■ Problem to work on ■
Lines containing the word "Output" are to be counted; state their number and nothing further.

—————

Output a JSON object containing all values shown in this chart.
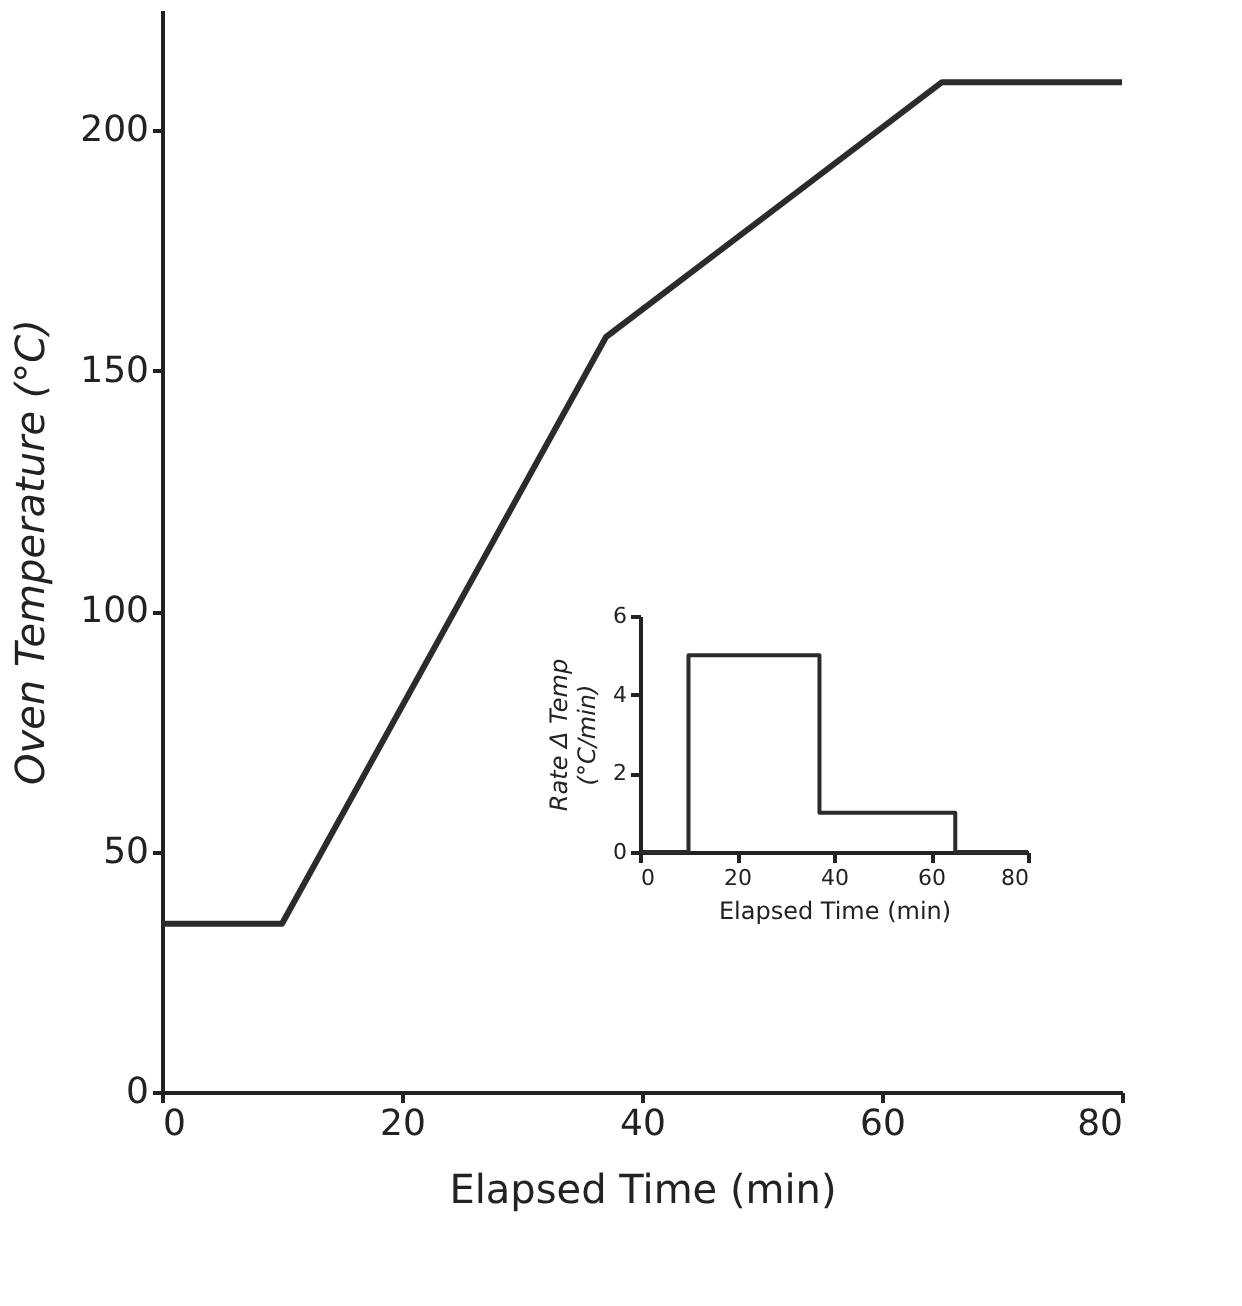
{
  "chart_data": [
    {
      "type": "line",
      "xlabel": "Elapsed Time (min)",
      "ylabel": "Oven Temperature (°C)",
      "x": [
        0,
        10,
        37,
        65,
        80
      ],
      "values": [
        35,
        35,
        157,
        210,
        210
      ],
      "color": "#2b2b2b",
      "xlim": [
        0,
        80
      ],
      "xticks": [
        0,
        20,
        40,
        60,
        80
      ],
      "ylim": [
        0,
        225
      ],
      "yticks": [
        0,
        50,
        100,
        150,
        200
      ],
      "grid": false
    },
    {
      "type": "step",
      "xlabel": "Elapsed Time (min)",
      "ylabel": "Rate Δ Temp\n(°C/min)",
      "x": [
        0,
        10,
        37,
        65,
        80
      ],
      "values": [
        0,
        5,
        1,
        0,
        0
      ],
      "color": "#2b2b2b",
      "xlim": [
        0,
        80
      ],
      "xticks": [
        0,
        20,
        40,
        60,
        80
      ],
      "ylim": [
        0,
        6
      ],
      "yticks": [
        0,
        2,
        4,
        6
      ],
      "grid": false
    }
  ]
}
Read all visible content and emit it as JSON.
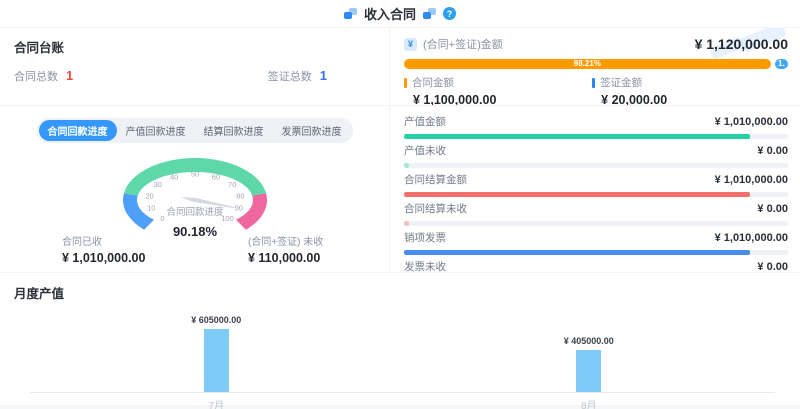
{
  "header": {
    "title": "收入合同",
    "help_icon": "?"
  },
  "ledger": {
    "title": "合同台账",
    "stats": [
      {
        "label": "合同总数",
        "value": "1",
        "color": "#f5483b"
      },
      {
        "label": "签证总数",
        "value": "1",
        "color": "#3a6ef0"
      }
    ]
  },
  "amount_summary": {
    "title": "(合同+签证)金额",
    "total": "¥ 1,120,000.00",
    "icon": "¥",
    "bar": {
      "segments": [
        {
          "label": "98.21%",
          "width_pct": 95.5,
          "color": "#ff9a00",
          "flex": false
        },
        {
          "label": "1.",
          "width_pct": 3.2,
          "color": "#42a6f6",
          "flex": true
        }
      ]
    },
    "legend": [
      {
        "label": "合同金额",
        "value": "¥ 1,100,000.00",
        "color": "#ff9a00"
      },
      {
        "label": "签证金额",
        "value": "¥ 20,000.00",
        "color": "#2a87f0"
      }
    ]
  },
  "progress_tabs": {
    "active_index": 0,
    "items": [
      "合同回款进度",
      "产值回款进度",
      "结算回款进度",
      "发票回款进度"
    ]
  },
  "gauge": {
    "name": "合同回款进度",
    "percent": "90.18%",
    "value": 90.18,
    "min": 0,
    "max": 100,
    "ticks": [
      "0",
      "10",
      "20",
      "30",
      "40",
      "50",
      "60",
      "70",
      "80",
      "90",
      "100"
    ],
    "segments": [
      {
        "from": 0,
        "to": 20,
        "color": "#4d9ff7"
      },
      {
        "from": 20,
        "to": 80,
        "color": "#5ed8a9"
      },
      {
        "from": 80,
        "to": 100,
        "color": "#ef679e"
      }
    ],
    "needle_color": "#d5d9e0",
    "stats": [
      {
        "label": "合同已收",
        "value": "¥ 1,010,000.00"
      },
      {
        "label": "(合同+签证) 未收",
        "value": "¥ 110,000.00"
      }
    ]
  },
  "metrics": {
    "rows": [
      {
        "label": "产值金额",
        "value": "¥ 1,010,000.00",
        "fill_pct": 90,
        "color": "#27d0a5",
        "opacity": 1
      },
      {
        "label": "产值未收",
        "value": "¥ 0.00",
        "fill_pct": 1.4,
        "color": "#27d0a5",
        "opacity": 0.35
      },
      {
        "label": "合同结算金额",
        "value": "¥ 1,010,000.00",
        "fill_pct": 90,
        "color": "#f56e6e",
        "opacity": 1
      },
      {
        "label": "合同结算未收",
        "value": "¥ 0.00",
        "fill_pct": 1.4,
        "color": "#f56e6e",
        "opacity": 0.35
      },
      {
        "label": "销项发票",
        "value": "¥ 1,010,000.00",
        "fill_pct": 90,
        "color": "#4a8df0",
        "opacity": 1
      },
      {
        "label": "发票未收",
        "value": "¥ 0.00",
        "fill_pct": 1.4,
        "color": "#4a8df0",
        "opacity": 0.35
      }
    ]
  },
  "monthly_chart": {
    "title": "月度产值",
    "bar_color": "#7fcbf7",
    "bars": [
      {
        "month": "7月",
        "label": "¥ 605000.00",
        "value": 605000
      },
      {
        "month": "8月",
        "label": "¥ 405000.00",
        "value": 405000
      }
    ]
  },
  "chart_data": [
    {
      "type": "gauge",
      "title": "合同回款进度",
      "value": 90.18,
      "unit": "%",
      "range": [
        0,
        100
      ],
      "bands": [
        {
          "from": 0,
          "to": 20,
          "color": "#4d9ff7"
        },
        {
          "from": 20,
          "to": 80,
          "color": "#5ed8a9"
        },
        {
          "from": 80,
          "to": 100,
          "color": "#ef679e"
        }
      ]
    },
    {
      "type": "bar",
      "title": "月度产值",
      "categories": [
        "7月",
        "8月"
      ],
      "values": [
        605000,
        405000
      ],
      "ylim": [
        0,
        700000
      ]
    }
  ]
}
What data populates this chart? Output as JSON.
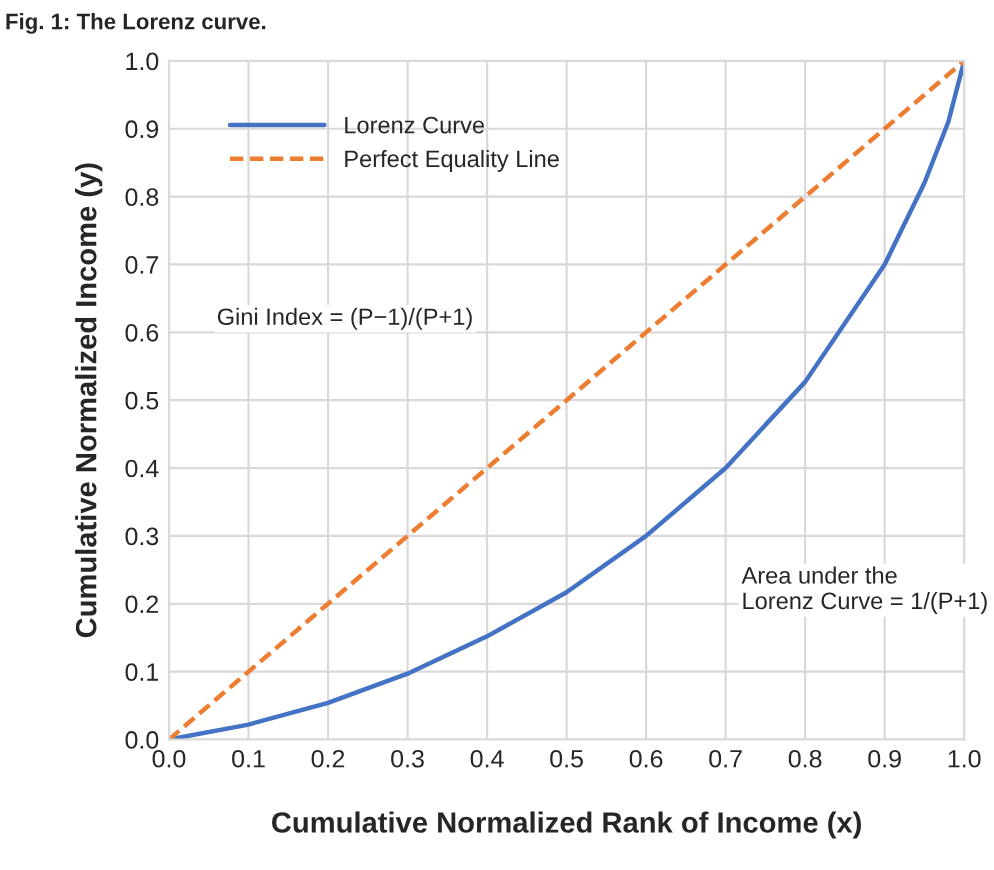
{
  "chart_data": {
    "type": "line",
    "title": "Fig. 1: The Lorenz curve.",
    "xlabel": "Cumulative Normalized Rank of Income (x)",
    "ylabel": "Cumulative Normalized Income (y)",
    "series": [
      {
        "name": "Lorenz Curve",
        "color": "#4472c4",
        "line_style": "solid",
        "x": [
          0,
          0.1,
          0.2,
          0.3,
          0.4,
          0.5,
          0.6,
          0.7,
          0.8,
          0.9,
          0.95,
          0.98,
          1.0
        ],
        "values": [
          0,
          0.022,
          0.054,
          0.097,
          0.152,
          0.217,
          0.3,
          0.4,
          0.527,
          0.7,
          0.82,
          0.91,
          1.0
        ]
      },
      {
        "name": "Perfect Equality Line",
        "color": "#ed7d31",
        "line_style": "dashed",
        "x": [
          0,
          1.0
        ],
        "values": [
          0,
          1.0
        ]
      }
    ],
    "annotations": [
      "Gini Index = (P−1)/(P+1)",
      "Area under the\nLorenz Curve = 1/(P+1)"
    ],
    "xlim": [
      0,
      1.0
    ],
    "ylim": [
      0,
      1.0
    ],
    "xticks": [
      {
        "value": 0,
        "label": "0.0"
      },
      {
        "value": 0.1,
        "label": "0.1"
      },
      {
        "value": 0.2,
        "label": "0.2"
      },
      {
        "value": 0.3,
        "label": "0.3"
      },
      {
        "value": 0.4,
        "label": "0.4"
      },
      {
        "value": 0.5,
        "label": "0.5"
      },
      {
        "value": 0.6,
        "label": "0.6"
      },
      {
        "value": 0.7,
        "label": "0.7"
      },
      {
        "value": 0.8,
        "label": "0.8"
      },
      {
        "value": 0.9,
        "label": "0.9"
      },
      {
        "value": 1.0,
        "label": "1.0"
      }
    ],
    "yticks": [
      {
        "value": 0,
        "label": "0.0"
      },
      {
        "value": 0.1,
        "label": "0.1"
      },
      {
        "value": 0.2,
        "label": "0.2"
      },
      {
        "value": 0.3,
        "label": "0.3"
      },
      {
        "value": 0.4,
        "label": "0.4"
      },
      {
        "value": 0.5,
        "label": "0.5"
      },
      {
        "value": 0.6,
        "label": "0.6"
      },
      {
        "value": 0.7,
        "label": "0.7"
      },
      {
        "value": 0.8,
        "label": "0.8"
      },
      {
        "value": 0.9,
        "label": "0.9"
      },
      {
        "value": 1.0,
        "label": "1.0"
      }
    ],
    "grid": true,
    "legend": "top left",
    "marker": "none"
  }
}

—————

■ Solution for this task ■
2